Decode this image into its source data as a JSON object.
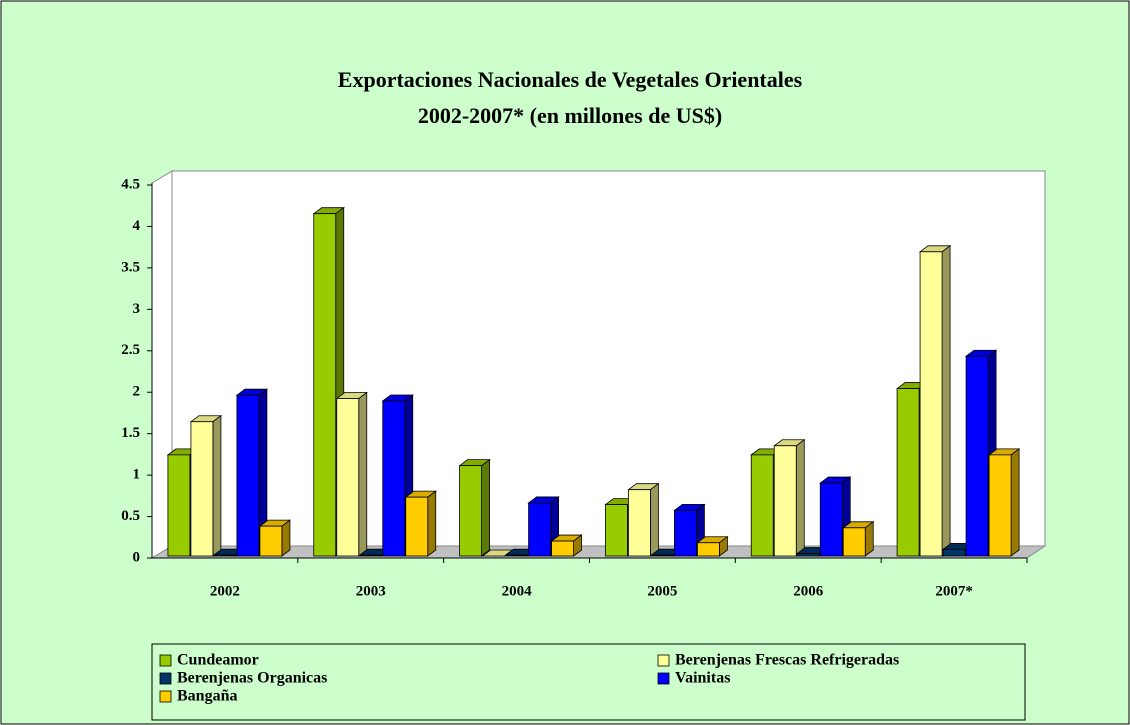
{
  "chart_data": {
    "type": "bar3d",
    "title": "Exportaciones Nacionales de Vegetales Orientales",
    "subtitle": "2002-2007* (en millones de US$)",
    "categories": [
      "2002",
      "2003",
      "2004",
      "2005",
      "2006",
      "2007*"
    ],
    "series": [
      {
        "name": "Cundeamor",
        "color": "#99cc00",
        "values": [
          1.22,
          4.13,
          1.09,
          0.62,
          1.22,
          2.02
        ]
      },
      {
        "name": "Berenjenas Frescas Refrigeradas",
        "color": "#ffff99",
        "values": [
          1.62,
          1.9,
          0,
          0.8,
          1.33,
          3.67
        ]
      },
      {
        "name": "Berenjenas Organicas",
        "color": "#003366",
        "values": [
          0.01,
          0.01,
          0.01,
          0.01,
          0.03,
          0.08
        ]
      },
      {
        "name": "Vainitas",
        "color": "#0000ff",
        "values": [
          1.94,
          1.87,
          0.64,
          0.55,
          0.88,
          2.41
        ]
      },
      {
        "name": "Bangaña",
        "color": "#ffcc00",
        "values": [
          0.36,
          0.71,
          0.18,
          0.16,
          0.34,
          1.22
        ]
      }
    ],
    "ylim": [
      0,
      4.5
    ],
    "yticks": [
      0,
      0.5,
      1,
      1.5,
      2,
      2.5,
      3,
      3.5,
      4,
      4.5
    ],
    "legend": "bottom"
  }
}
:::::
Set exercise:
Your task is to pick out every line with the string "Berenjenas" and copy it.

Answer for this exercise:
        "name": "Berenjenas Frescas Refrigeradas",
        "name": "Berenjenas Organicas",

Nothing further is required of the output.